Report every line from the material that contains the word "تمور".
====== Given data
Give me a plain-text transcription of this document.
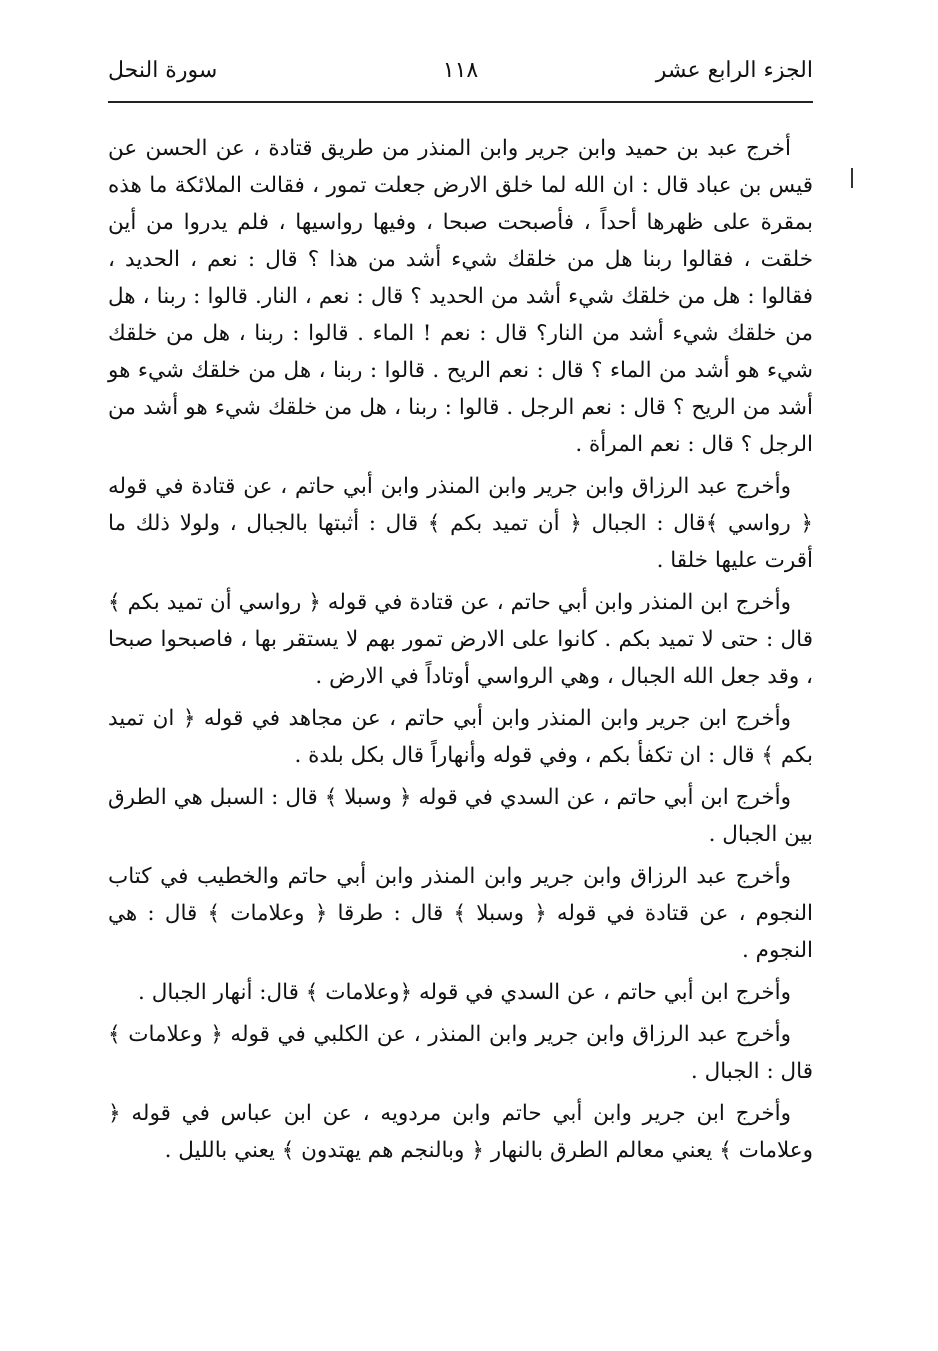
الجزء الرابع عشر
١١٨
سورة النحل

أخرج عبد بن حميد وابن جرير وابن المنذر من طريق قتادة ، عن الحسن عن قيس بن عباد قال : ان الله لما خلق الارض جعلت تمور ، فقالت الملائكة ما هذه بمقرة على ظهرها أحداً ، فأصبحت صبحا ، وفيها رواسيها ، فلم يدروا من أين خلقت ، فقالوا ربنا هل من خلقك شيء أشد من هذا ؟ قال : نعم ، الحديد ، فقالوا : هل من خلقك شيء أشد من الحديد ؟ قال : نعم ، النار. قالوا : ربنا ، هل من خلقك شيء أشد من النار؟ قال : نعم ! الماء . قالوا : ربنا ، هل من خلقك شيء هو أشد من الماء ؟ قال : نعم الريح . قالوا : ربنا ، هل من خلقك شيء هو أشد من الريح ؟ قال : نعم الرجل . قالوا : ربنا ، هل من خلقك شيء هو أشد من الرجل ؟ قال : نعم المرأة .

وأخرج عبد الرزاق وابن جرير وابن المنذر وابن أبي حاتم ، عن قتادة في قوله ﴿ رواسي ﴾قال : الجبال ﴿ أن تميد بكم ﴾ قال : أثبتها بالجبال ، ولولا ذلك ما أقرت عليها خلقا .

وأخرج ابن المنذر وابن أبي حاتم ، عن قتادة في قوله ﴿ رواسي أن تميد بكم ﴾ قال : حتى لا تميد بكم . كانوا على الارض تمور بهم لا يستقر بها ، فاصبحوا صبحا ، وقد جعل الله الجبال ، وهي الرواسي أوتاداً في الارض .

وأخرج ابن جرير وابن المنذر وابن أبي حاتم ، عن مجاهد في قوله ﴿ ان تميد بكم ﴾ قال : ان تكفأ بكم ، وفي قوله وأنهاراً قال بكل بلدة .

وأخرج ابن أبي حاتم ، عن السدي في قوله ﴿ وسبلا ﴾ قال : السبل هي الطرق بين الجبال .

وأخرج عبد الرزاق وابن جرير وابن المنذر وابن أبي حاتم والخطيب في كتاب النجوم ، عن قتادة في قوله ﴿ وسبلا ﴾ قال : طرقا ﴿ وعلامات ﴾ قال : هي النجوم .

وأخرج ابن أبي حاتم ، عن السدي في قوله ﴿وعلامات ﴾ قال: أنهار الجبال .

وأخرج عبد الرزاق وابن جرير وابن المنذر ، عن الكلبي في قوله ﴿ وعلامات ﴾ قال : الجبال .

وأخرج ابن جرير وابن أبي حاتم وابن مردويه ، عن ابن عباس في قوله ﴿ وعلامات ﴾ يعني معالم الطرق بالنهار ﴿ وبالنجم هم يهتدون ﴾ يعني بالليل .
============
> **Expected output**
أخرج عبد بن حميد وابن جرير وابن المنذر من طريق قتادة ، عن الحسن عن قيس بن عباد قال : ان الله لما خلق الارض جعلت تمور ، فقالت الملائكة ما هذه بمقرة على ظهرها أحداً ، فأصبحت صبحا ، وفيها رواسيها ، فلم يدروا من أين خلقت ، فقالوا ربنا هل من خلقك شيء أشد من هذا ؟ قال : نعم ، الحديد ، فقالوا : هل من خلقك شيء أشد من الحديد ؟ قال : نعم ، النار. قالوا : ربنا ، هل من خلقك شيء أشد من النار؟ قال : نعم ! الماء . قالوا : ربنا ، هل من خلقك شيء هو أشد من الماء ؟ قال : نعم الريح . قالوا : ربنا ، هل من خلقك شيء هو أشد من الريح ؟ قال : نعم الرجل . قالوا : ربنا ، هل من خلقك شيء هو أشد من الرجل ؟ قال : نعم المرأة .
وأخرج ابن المنذر وابن أبي حاتم ، عن قتادة في قوله ﴿ رواسي أن تميد بكم ﴾ قال : حتى لا تميد بكم . كانوا على الارض تمور بهم لا يستقر بها ، فاصبحوا صبحا ، وقد جعل الله الجبال ، وهي الرواسي أوتاداً في الارض .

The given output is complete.